**Short task**
Give the data below again exactly as it stands. Omit the pictures.
*** Material for the task
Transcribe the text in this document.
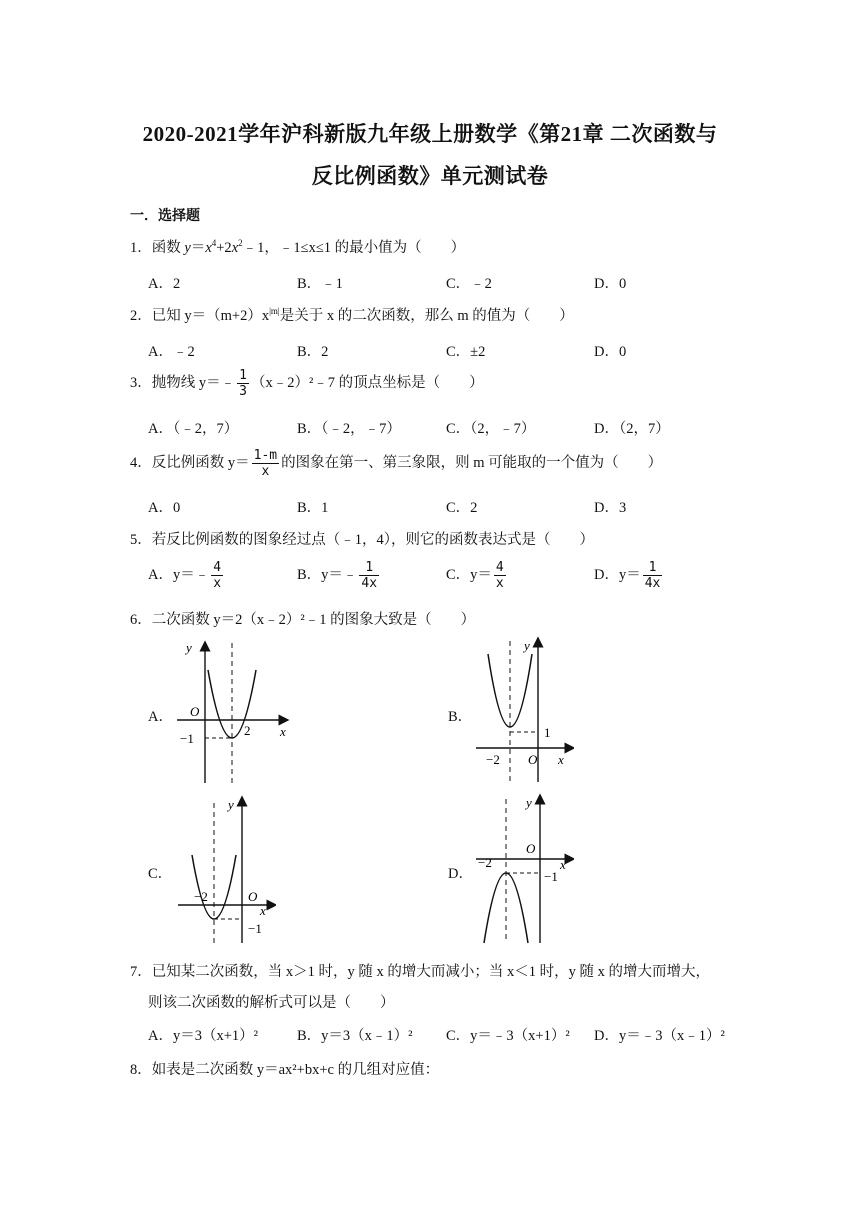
2020-2021学年沪科新版九年级上册数学《第21章 二次函数与
反比例函数》单元测试卷
一．选择题
1．函数 $y=x^4+2x^2﹣1$，﹣1≤x≤1 的最小值为（　　）
A．2	B．﹣1	C．﹣2	D．0
2．已知 $y=(m+2)x^{|m|}$是关于 x 的二次函数，那么 m 的值为（　　）
A．﹣2	B．2	C．±2	D．0
3．抛物线 y＝﹣ $\frac{1}{3}$ （x﹣2）²﹣7 的顶点坐标是（　　）
A．（﹣2，7）	B．（﹣2，﹣7）	C．（2，﹣7）	D．（2，7）
4．反比例函数 $y= \frac{1-m}{x}$ 的图象在第一、第三象限，则 m 可能取的一个值为（　　）
A．0	B．1	C．2	D．3
5．若反比例函数的图象经过点（﹣1，4），则它的函数表达式是（　　）
A．y＝﹣ $\frac{4}{x}$	B．y＝﹣ $\frac{1}{4x}$	C．$y= \frac{4}{x}$	D．$y= \frac{1}{4x}$
6．二次函数 y＝2（x﹣2）²﹣1 的图象大致是（　　）
A．	B．
C．	D．
y
x
O
−1
2
y
x
O
−2
1
y
x
O
−2
−1
y
x
O
−2
−1
7．已知某二次函数，当 x＞1 时，y 随 x 的增大而减小；当 x＜1 时，y 随 x 的增大而增大，
则该二次函数的解析式可以是（　　）
A．y＝3（x+1）²	B．y＝3（x﹣1）² C．y＝﹣3（x+1）² D．y＝﹣3（x﹣1）²
8．如表是二次函数 y＝ax²+bx+c 的几组对应值：
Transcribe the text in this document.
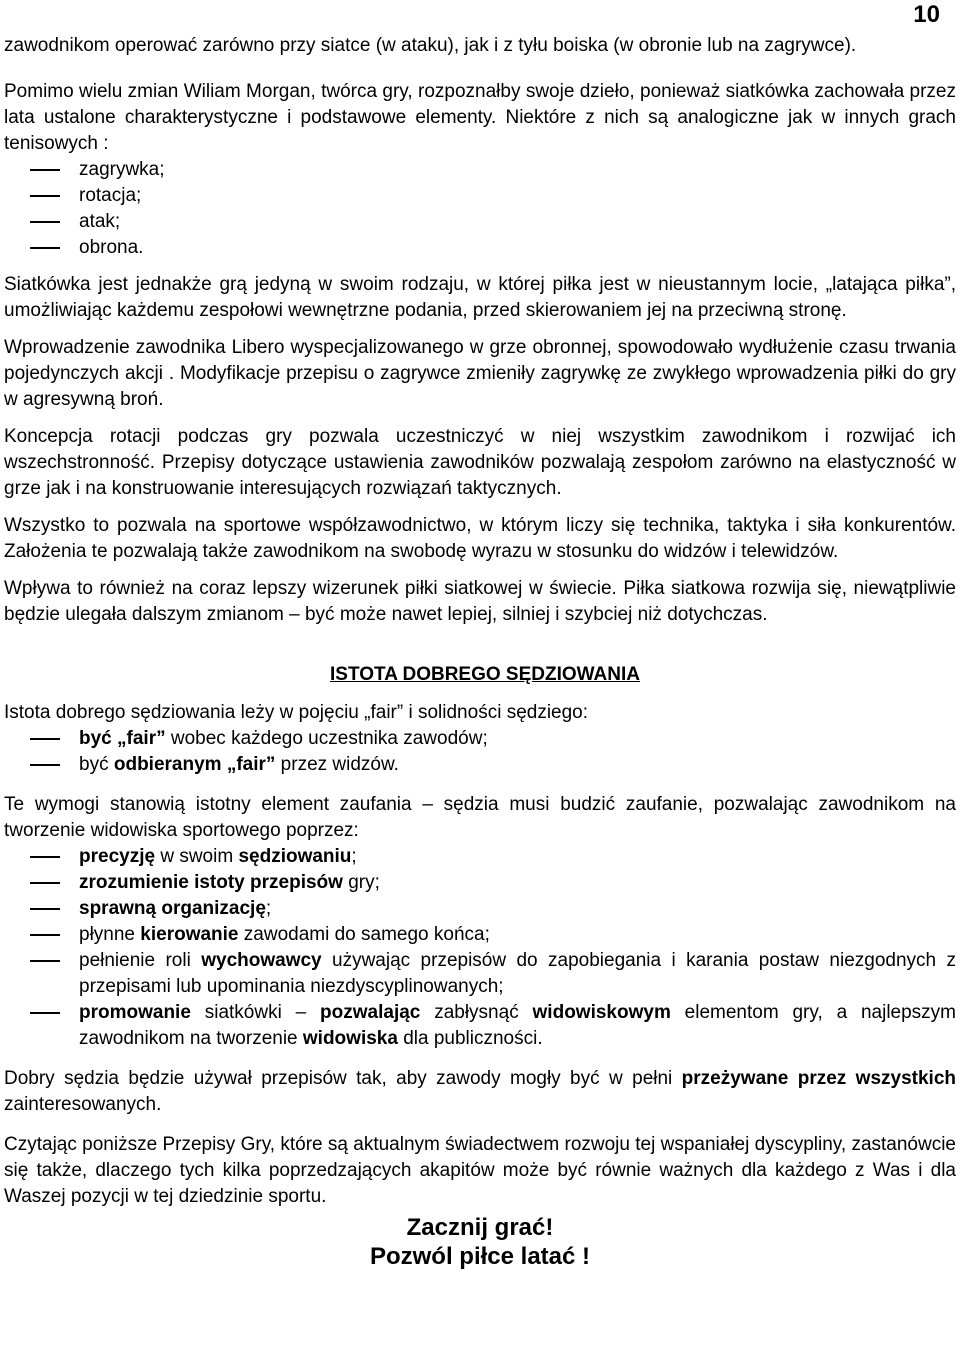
10

zawodnikom operować zarówno przy siatce (w ataku), jak i z tyłu boiska (w obronie lub na zagrywce).

Pomimo wielu zmian Wiliam Morgan, twórca gry, rozpoznałby swoje dzieło, ponieważ siatkówka zachowała przez lata ustalone charakterystyczne i podstawowe elementy. Niektóre z nich są analogiczne jak w innych grach tenisowych :

zagrywka;
rotacja;
atak;
obrona.

Siatkówka jest jednakże grą jedyną w swoim rodzaju, w której piłka jest w nieustannym locie, „latająca piłka”, umożliwiając każdemu zespołowi wewnętrzne podania, przed skierowaniem jej na przeciwną stronę.

Wprowadzenie zawodnika Libero wyspecjalizowanego w grze obronnej, spowodowało wydłużenie czasu trwania pojedynczych akcji . Modyfikacje przepisu o zagrywce zmieniły zagrywkę ze zwykłego wprowadzenia piłki do gry w agresywną broń.

Koncepcja rotacji podczas gry pozwala uczestniczyć w niej wszystkim zawodnikom i rozwijać ich wszechstronność. Przepisy dotyczące ustawienia zawodników pozwalają zespołom zarówno na elastyczność w grze jak i na konstruowanie interesujących rozwiązań taktycznych.

Wszystko to pozwala na sportowe współzawodnictwo, w którym liczy się technika, taktyka i siła konkurentów. Założenia te pozwalają także zawodnikom na swobodę wyrazu w stosunku do widzów i telewidzów.

Wpływa to również na coraz lepszy wizerunek piłki siatkowej w świecie. Piłka siatkowa rozwija się, niewątpliwie będzie ulegała dalszym zmianom – być może nawet lepiej, silniej i szybciej niż dotychczas.

ISTOTA DOBREGO SĘDZIOWANIA

Istota dobrego sędziowania leży w pojęciu „fair” i solidności sędziego:

być „fair” wobec każdego uczestnika zawodów;
być odbieranym „fair” przez widzów.

Te wymogi stanowią istotny element zaufania – sędzia musi budzić zaufanie, pozwalając zawodnikom na tworzenie widowiska sportowego poprzez:

precyzję w swoim sędziowaniu;
zrozumienie istoty przepisów gry;
sprawną organizację;
płynne kierowanie zawodami do samego końca;
pełnienie roli wychowawcy używając przepisów do zapobiegania i karania postaw niezgodnych z przepisami lub upominania niezdyscyplinowanych;
promowanie siatkówki – pozwalając zabłysnąć widowiskowym elementom gry, a najlepszym zawodnikom na tworzenie widowiska dla publiczności.

Dobry sędzia będzie używał przepisów tak, aby zawody mogły być w pełni przeżywane przez wszystkich zainteresowanych.

Czytając poniższe Przepisy Gry, które są aktualnym świadectwem rozwoju tej wspaniałej dyscypliny, zastanówcie się także, dlaczego tych kilka poprzedzających akapitów może być równie ważnych dla każdego z Was i dla Waszej pozycji w tej dziedzinie sportu.

Zacznij grać!
Pozwól piłce latać !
******
**Correct output**
Transcribe the text in this document.
2020-2021学年沪科新版九年级上册数学《第21章 二次函数与
反比例函数》单元测试卷
一．选择题
1．函数 $y=x^4+2x^2﹣1$，﹣1≤x≤1 的最小值为（　　）
A．2	B．﹣1	C．﹣2	D．0
2．已知 $y=(m+2)x^{|m|}$是关于 x 的二次函数，那么 m 的值为（　　）
A．﹣2	B．2	C．±2	D．0
3．抛物线 y＝﹣ $\frac{1}{3}$ （x﹣2）²﹣7 的顶点坐标是（　　）
A．（﹣2，7）	B．（﹣2，﹣7）	C．（2，﹣7）	D．（2，7）
4．反比例函数 $y= \frac{1-m}{x}$ 的图象在第一、第三象限，则 m 可能取的一个值为（　　）
A．0	B．1	C．2	D．3
5．若反比例函数的图象经过点（﹣1，4），则它的函数表达式是（　　）
A．y＝﹣ $\frac{4}{x}$	B．y＝﹣ $\frac{1}{4x}$	C．$y= \frac{4}{x}$	D．$y= \frac{1}{4x}$
6．二次函数 y＝2（x﹣2）²﹣1 的图象大致是（　　）
A．	B．
C．	D．
y
x
O
−1
2
y
x
O
−2
1
y
x
O
−2
−1
y
x
O
−2
−1
7．已知某二次函数，当 x＞1 时，y 随 x 的增大而减小；当 x＜1 时，y 随 x 的增大而增大，
则该二次函数的解析式可以是（　　）
A．y＝3（x+1）²	B．y＝3（x﹣1）² C．y＝﹣3（x+1）² D．y＝﹣3（x﹣1）²
8．如表是二次函数 y＝ax²+bx+c 的几组对应值：
Transcribe the text in this document.
10

zawodnikom operować zarówno przy siatce (w ataku), jak i z tyłu boiska (w obronie lub na zagrywce).

Pomimo wielu zmian Wiliam Morgan, twórca gry, rozpoznałby swoje dzieło, ponieważ siatkówka zachowała przez lata ustalone charakterystyczne i podstawowe elementy. Niektóre z nich są analogiczne jak w innych grach tenisowych :

zagrywka;
rotacja;
atak;
obrona.

Siatkówka jest jednakże grą jedyną w swoim rodzaju, w której piłka jest w nieustannym locie, „latająca piłka”, umożliwiając każdemu zespołowi wewnętrzne podania, przed skierowaniem jej na przeciwną stronę.

Wprowadzenie zawodnika Libero wyspecjalizowanego w grze obronnej, spowodowało wydłużenie czasu trwania pojedynczych akcji . Modyfikacje przepisu o zagrywce zmieniły zagrywkę ze zwykłego wprowadzenia piłki do gry w agresywną broń.

Koncepcja rotacji podczas gry pozwala uczestniczyć w niej wszystkim zawodnikom i rozwijać ich wszechstronność. Przepisy dotyczące ustawienia zawodników pozwalają zespołom zarówno na elastyczność w grze jak i na konstruowanie interesujących rozwiązań taktycznych.

Wszystko to pozwala na sportowe współzawodnictwo, w którym liczy się technika, taktyka i siła konkurentów. Założenia te pozwalają także zawodnikom na swobodę wyrazu w stosunku do widzów i telewidzów.

Wpływa to również na coraz lepszy wizerunek piłki siatkowej w świecie. Piłka siatkowa rozwija się, niewątpliwie będzie ulegała dalszym zmianom – być może nawet lepiej, silniej i szybciej niż dotychczas.

ISTOTA DOBREGO SĘDZIOWANIA

Istota dobrego sędziowania leży w pojęciu „fair” i solidności sędziego:

być „fair” wobec każdego uczestnika zawodów;
być odbieranym „fair” przez widzów.

Te wymogi stanowią istotny element zaufania – sędzia musi budzić zaufanie, pozwalając zawodnikom na tworzenie widowiska sportowego poprzez:

precyzję w swoim sędziowaniu;
zrozumienie istoty przepisów gry;
sprawną organizację;
płynne kierowanie zawodami do samego końca;
pełnienie roli wychowawcy używając przepisów do zapobiegania i karania postaw niezgodnych z przepisami lub upominania niezdyscyplinowanych;
promowanie siatkówki – pozwalając zabłysnąć widowiskowym elementom gry, a najlepszym zawodnikom na tworzenie widowiska dla publiczności.

Dobry sędzia będzie używał przepisów tak, aby zawody mogły być w pełni przeżywane przez wszystkich zainteresowanych.

Czytając poniższe Przepisy Gry, które są aktualnym świadectwem rozwoju tej wspaniałej dyscypliny, zastanówcie się także, dlaczego tych kilka poprzedzających akapitów może być równie ważnych dla każdego z Was i dla Waszej pozycji w tej dziedzinie sportu.

Zacznij grać!
Pozwól piłce latać !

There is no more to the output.